Select all lines in the records that include "annotation".
+++
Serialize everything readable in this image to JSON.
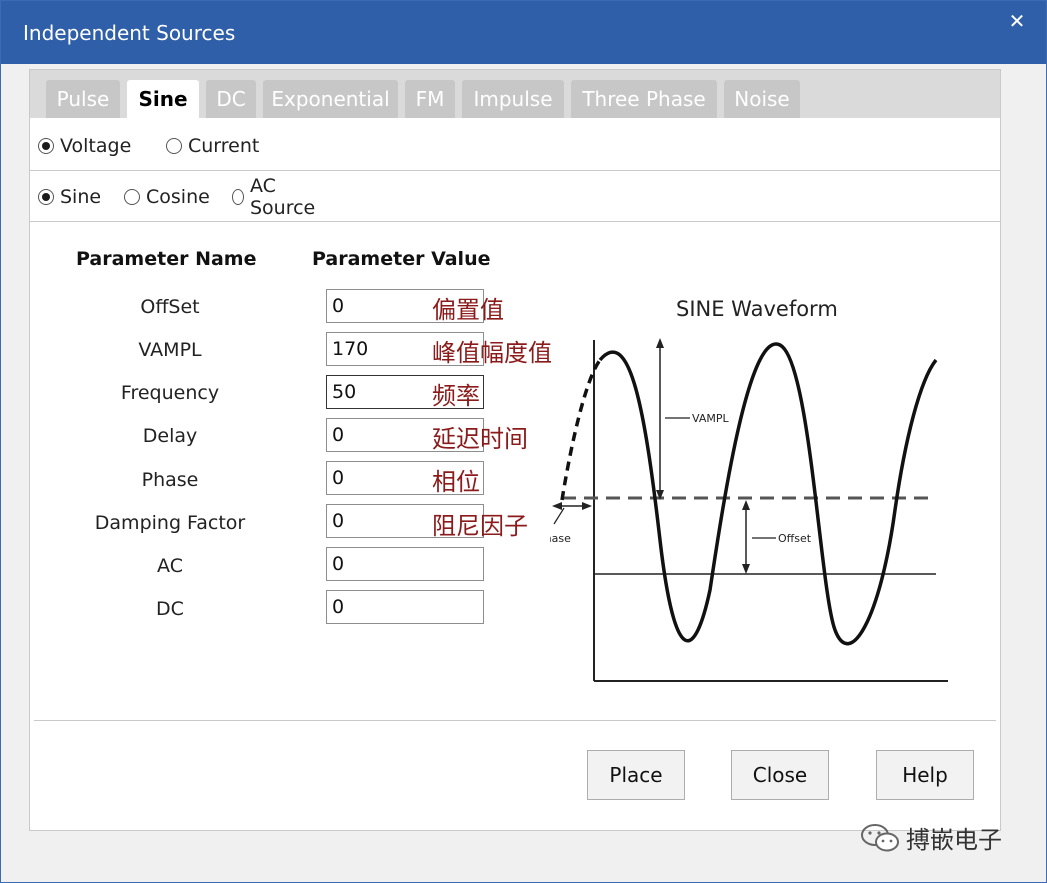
{
  "window": {
    "title": "Independent Sources",
    "close_glyph": "✕"
  },
  "tabs": [
    {
      "label": "Pulse",
      "active": false
    },
    {
      "label": "Sine",
      "active": true
    },
    {
      "label": "DC",
      "active": false
    },
    {
      "label": "Exponential",
      "active": false
    },
    {
      "label": "FM",
      "active": false
    },
    {
      "label": "Impulse",
      "active": false
    },
    {
      "label": "Three Phase",
      "active": false
    },
    {
      "label": "Noise",
      "active": false
    }
  ],
  "source_type": {
    "options": [
      {
        "label": "Voltage",
        "selected": true
      },
      {
        "label": "Current",
        "selected": false
      }
    ]
  },
  "waveform_type": {
    "options": [
      {
        "label": "Sine",
        "selected": true
      },
      {
        "label": "Cosine",
        "selected": false
      },
      {
        "label": "AC Source",
        "selected": false
      }
    ]
  },
  "params": {
    "header_name": "Parameter Name",
    "header_value": "Parameter Value",
    "rows": [
      {
        "name": "OffSet",
        "value": "0",
        "annotation": "偏置值"
      },
      {
        "name": "VAMPL",
        "value": "170",
        "annotation": "峰值幅度值"
      },
      {
        "name": "Frequency",
        "value": "50",
        "annotation": "频率"
      },
      {
        "name": "Delay",
        "value": "0",
        "annotation": "延迟时间"
      },
      {
        "name": "Phase",
        "value": "0",
        "annotation": "相位"
      },
      {
        "name": "Damping Factor",
        "value": "0",
        "annotation": "阻尼因子"
      },
      {
        "name": "AC",
        "value": "0",
        "annotation": ""
      },
      {
        "name": "DC",
        "value": "0",
        "annotation": ""
      }
    ]
  },
  "diagram": {
    "title": "SINE Waveform",
    "label_vampl": "VAMPL",
    "label_offset": "Offset",
    "label_phase": "Phase"
  },
  "buttons": {
    "place": "Place",
    "close": "Close",
    "help": "Help"
  },
  "watermark": {
    "text": "搏嵌电子",
    "icon": "wechat-icon"
  },
  "colors": {
    "titlebar": "#2f5fa8",
    "annotation": "#8b1b1b"
  }
}
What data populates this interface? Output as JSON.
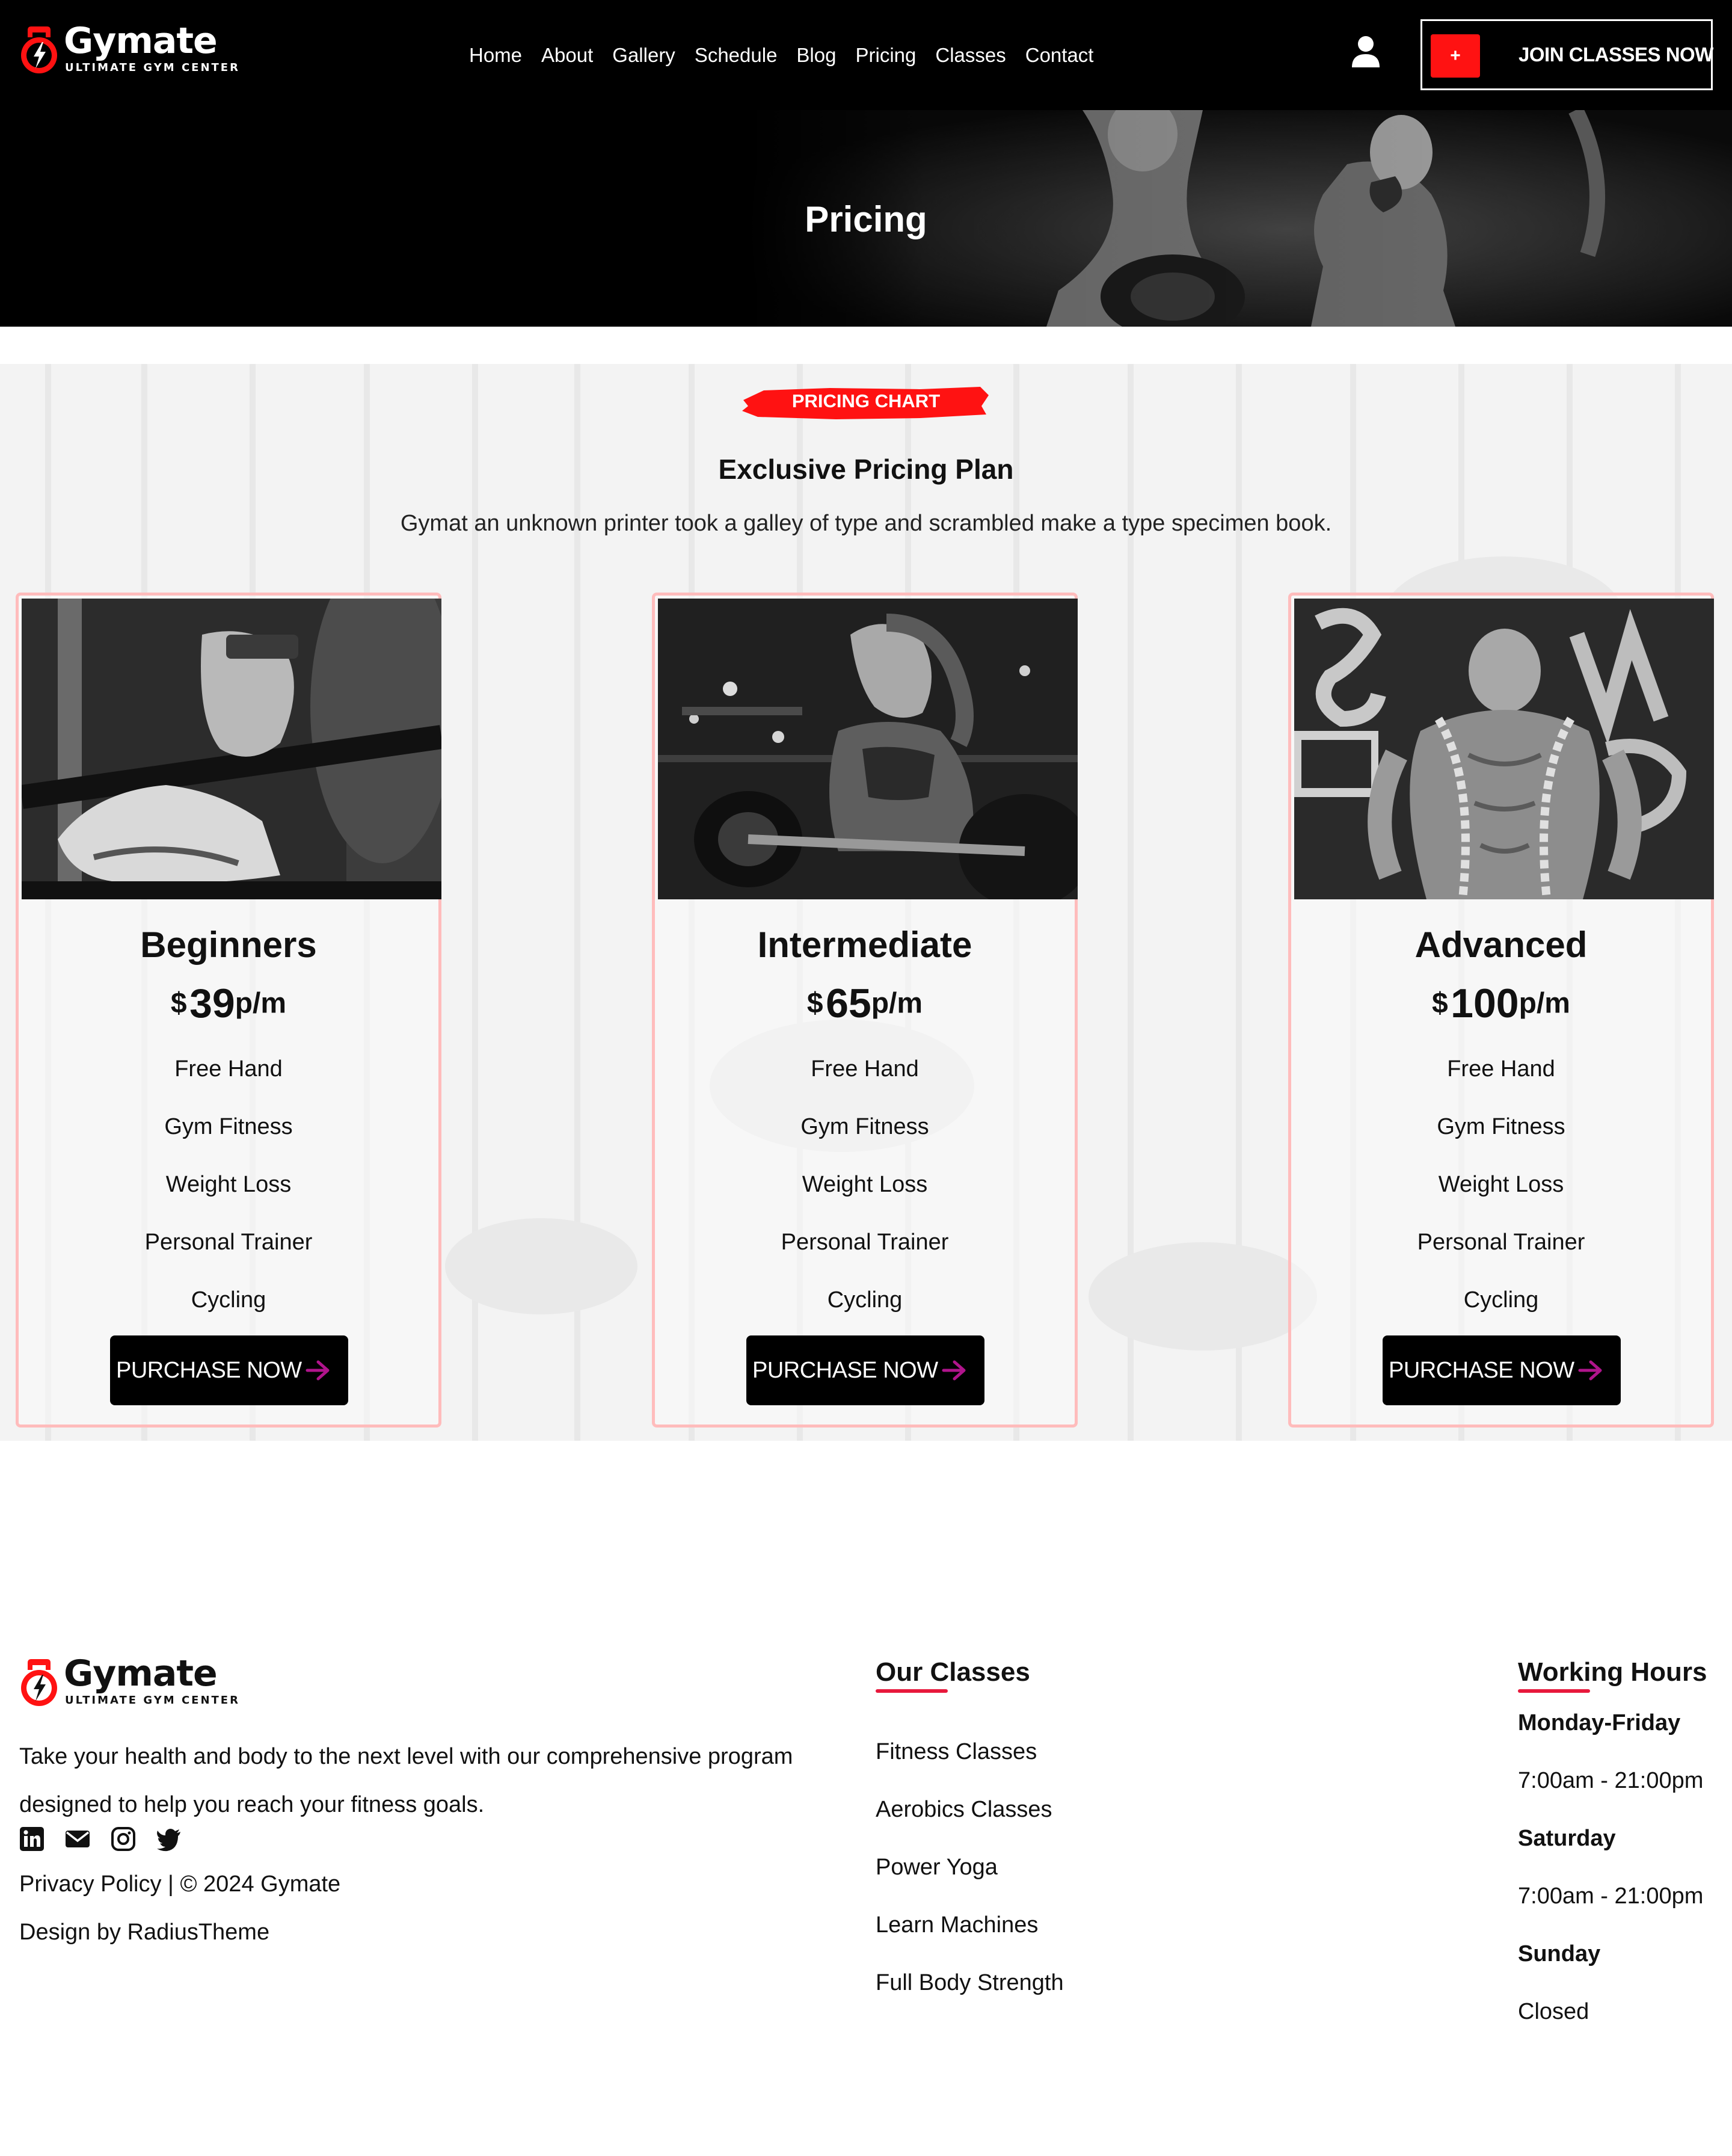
{
  "brand": {
    "name": "Gymate",
    "tagline": "ULTIMATE GYM CENTER",
    "accent_color": "#ff1212",
    "logo_icon": "kettlebell-bolt-icon"
  },
  "header": {
    "nav": [
      "Home",
      "About",
      "Gallery",
      "Schedule",
      "Blog",
      "Pricing",
      "Classes",
      "Contact"
    ],
    "user_icon": "user-icon",
    "cta_icon_text": "+",
    "cta_label": "JOIN CLASSES NOW"
  },
  "hero": {
    "title": "Pricing"
  },
  "pricing": {
    "chip": "PRICING CHART",
    "title": "Exclusive Pricing Plan",
    "description": "Gymat an unknown printer took a galley of type and scrambled make a type specimen book.",
    "plans": [
      {
        "name": "Beginners",
        "currency": "$",
        "amount": "39",
        "period": "p/m",
        "features": [
          "Free Hand",
          "Gym Fitness",
          "Weight Loss",
          "Personal Trainer",
          "Cycling"
        ],
        "button": "PURCHASE NOW"
      },
      {
        "name": "Intermediate",
        "currency": "$",
        "amount": "65",
        "period": "p/m",
        "features": [
          "Free Hand",
          "Gym Fitness",
          "Weight Loss",
          "Personal Trainer",
          "Cycling"
        ],
        "button": "PURCHASE NOW"
      },
      {
        "name": "Advanced",
        "currency": "$",
        "amount": "100",
        "period": "p/m",
        "features": [
          "Free Hand",
          "Gym Fitness",
          "Weight Loss",
          "Personal Trainer",
          "Cycling"
        ],
        "button": "PURCHASE NOW"
      }
    ],
    "button_arrow_color": "#b0148c",
    "card_border_color": "#ffbcbc"
  },
  "footer": {
    "about": "Take your health and body to the next level with our comprehensive program designed to help you reach your fitness goals.",
    "socials": [
      "linkedin-icon",
      "envelope-icon",
      "instagram-icon",
      "twitter-icon"
    ],
    "copyright": "Privacy Policy | © 2024 Gymate",
    "credit": "Design by RadiusTheme",
    "classes_title": "Our Classes",
    "classes": [
      "Fitness Classes",
      "Aerobics Classes",
      "Power Yoga",
      "Learn Machines",
      "Full Body Strength"
    ],
    "hours_title": "Working Hours",
    "hours": [
      {
        "day": "Monday-Friday",
        "time": "7:00am - 21:00pm"
      },
      {
        "day": "Saturday",
        "time": "7:00am - 21:00pm"
      },
      {
        "day": "Sunday",
        "time": "Closed"
      }
    ],
    "underline_color": "#e8193c"
  }
}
+++
_PROBLEM SOLUTION_:
        "annotation": "偏置值"
        "annotation": "峰值幅度值"
        "annotation": "频率"
        "annotation": "延迟时间"
        "annotation": "相位"
        "annotation": "阻尼因子"
        "annotation": ""
        "annotation": ""
    "annotation": "#8b1b1b"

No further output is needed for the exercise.